[Rows from a dataset]
+ + + + +

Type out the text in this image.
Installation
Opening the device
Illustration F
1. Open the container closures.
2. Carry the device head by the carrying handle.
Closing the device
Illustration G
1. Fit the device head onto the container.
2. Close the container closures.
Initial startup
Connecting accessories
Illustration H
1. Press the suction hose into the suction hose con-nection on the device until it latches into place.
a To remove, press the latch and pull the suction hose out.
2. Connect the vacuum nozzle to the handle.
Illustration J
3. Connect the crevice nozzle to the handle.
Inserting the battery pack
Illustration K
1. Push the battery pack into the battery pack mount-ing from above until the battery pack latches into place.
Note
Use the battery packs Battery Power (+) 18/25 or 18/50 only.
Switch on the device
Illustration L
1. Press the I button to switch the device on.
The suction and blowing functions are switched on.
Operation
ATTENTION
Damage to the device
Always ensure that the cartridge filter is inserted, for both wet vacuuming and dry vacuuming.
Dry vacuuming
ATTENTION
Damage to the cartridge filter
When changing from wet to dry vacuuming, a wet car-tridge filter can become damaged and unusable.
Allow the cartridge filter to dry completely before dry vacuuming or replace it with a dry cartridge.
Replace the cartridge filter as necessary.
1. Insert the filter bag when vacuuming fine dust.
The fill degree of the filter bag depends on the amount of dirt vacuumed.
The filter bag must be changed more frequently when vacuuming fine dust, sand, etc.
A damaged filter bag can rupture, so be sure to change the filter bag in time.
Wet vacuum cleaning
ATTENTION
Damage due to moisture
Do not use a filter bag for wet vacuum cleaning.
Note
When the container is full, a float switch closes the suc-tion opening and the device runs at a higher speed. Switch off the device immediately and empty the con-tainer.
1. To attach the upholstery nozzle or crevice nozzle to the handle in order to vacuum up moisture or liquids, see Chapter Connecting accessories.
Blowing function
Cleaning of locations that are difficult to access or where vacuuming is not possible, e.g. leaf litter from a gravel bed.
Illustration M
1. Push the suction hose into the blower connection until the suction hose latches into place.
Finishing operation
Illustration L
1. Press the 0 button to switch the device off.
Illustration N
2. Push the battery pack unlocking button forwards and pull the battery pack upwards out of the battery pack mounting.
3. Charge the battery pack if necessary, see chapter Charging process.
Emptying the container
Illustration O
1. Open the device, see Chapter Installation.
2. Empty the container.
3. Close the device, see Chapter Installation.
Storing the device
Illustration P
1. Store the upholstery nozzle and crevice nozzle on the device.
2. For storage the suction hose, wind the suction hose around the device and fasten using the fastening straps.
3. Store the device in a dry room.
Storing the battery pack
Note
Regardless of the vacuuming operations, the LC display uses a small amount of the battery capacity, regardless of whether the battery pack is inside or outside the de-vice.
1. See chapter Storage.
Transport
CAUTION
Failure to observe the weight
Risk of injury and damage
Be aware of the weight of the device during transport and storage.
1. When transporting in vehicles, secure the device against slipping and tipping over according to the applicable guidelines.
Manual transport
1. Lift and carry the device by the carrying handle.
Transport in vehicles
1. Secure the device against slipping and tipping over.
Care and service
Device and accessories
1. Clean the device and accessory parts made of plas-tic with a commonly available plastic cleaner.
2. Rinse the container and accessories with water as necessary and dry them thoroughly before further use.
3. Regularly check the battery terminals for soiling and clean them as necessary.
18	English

+ + + + +

— DO THIS —
From the preceding material, extract every line exactly.

— RESPONSE BELOW —
Type out the text in this image.
Installation
Opening the device
Illustration F
1. Open the container closures.
2. Carry the device head by the carrying handle.
Closing the device
Illustration G
1. Fit the device head onto the container.
2. Close the container closures.
Initial startup
Connecting accessories
Illustration H
1. Press the suction hose into the suction hose con-nection on the device until it latches into place.
a To remove, press the latch and pull the suction hose out.
2. Connect the vacuum nozzle to the handle.
Illustration J
3. Connect the crevice nozzle to the handle.
Inserting the battery pack
Illustration K
1. Push the battery pack into the battery pack mount-ing from above until the battery pack latches into place.
Note
Use the battery packs Battery Power (+) 18/25 or 18/50 only.
Switch on the device
Illustration L
1. Press the I button to switch the device on.
The suction and blowing functions are switched on.
Operation
ATTENTION
Damage to the device
Always ensure that the cartridge filter is inserted, for both wet vacuuming and dry vacuuming.
Dry vacuuming
ATTENTION
Damage to the cartridge filter
When changing from wet to dry vacuuming, a wet car-tridge filter can become damaged and unusable.
Allow the cartridge filter to dry completely before dry vacuuming or replace it with a dry cartridge.
Replace the cartridge filter as necessary.
1. Insert the filter bag when vacuuming fine dust.
The fill degree of the filter bag depends on the amount of dirt vacuumed.
The filter bag must be changed more frequently when vacuuming fine dust, sand, etc.
A damaged filter bag can rupture, so be sure to change the filter bag in time.
Wet vacuum cleaning
ATTENTION
Damage due to moisture
Do not use a filter bag for wet vacuum cleaning.
Note
When the container is full, a float switch closes the suc-tion opening and the device runs at a higher speed. Switch off the device immediately and empty the con-tainer.
1. To attach the upholstery nozzle or crevice nozzle to the handle in order to vacuum up moisture or liquids, see Chapter Connecting accessories.
Blowing function
Cleaning of locations that are difficult to access or where vacuuming is not possible, e.g. leaf litter from a gravel bed.
Illustration M
1. Push the suction hose into the blower connection until the suction hose latches into place.
Finishing operation
Illustration L
1. Press the 0 button to switch the device off.
Illustration N
2. Push the battery pack unlocking button forwards and pull the battery pack upwards out of the battery pack mounting.
3. Charge the battery pack if necessary, see chapter Charging process.
Emptying the container
Illustration O
1. Open the device, see Chapter Installation.
2. Empty the container.
3. Close the device, see Chapter Installation.
Storing the device
Illustration P
1. Store the upholstery nozzle and crevice nozzle on the device.
2. For storage the suction hose, wind the suction hose around the device and fasten using the fastening straps.
3. Store the device in a dry room.
Storing the battery pack
Note
Regardless of the vacuuming operations, the LC display uses a small amount of the battery capacity, regardless of whether the battery pack is inside or outside the de-vice.
1. See chapter Storage.
Transport
CAUTION
Failure to observe the weight
Risk of injury and damage
Be aware of the weight of the device during transport and storage.
1. When transporting in vehicles, secure the device against slipping and tipping over according to the applicable guidelines.
Manual transport
1. Lift and carry the device by the carrying handle.
Transport in vehicles
1. Secure the device against slipping and tipping over.
Care and service
Device and accessories
1. Clean the device and accessory parts made of plas-tic with a commonly available plastic cleaner.
2. Rinse the container and accessories with water as necessary and dry them thoroughly before further use.
3. Regularly check the battery terminals for soiling and clean them as necessary.
18	English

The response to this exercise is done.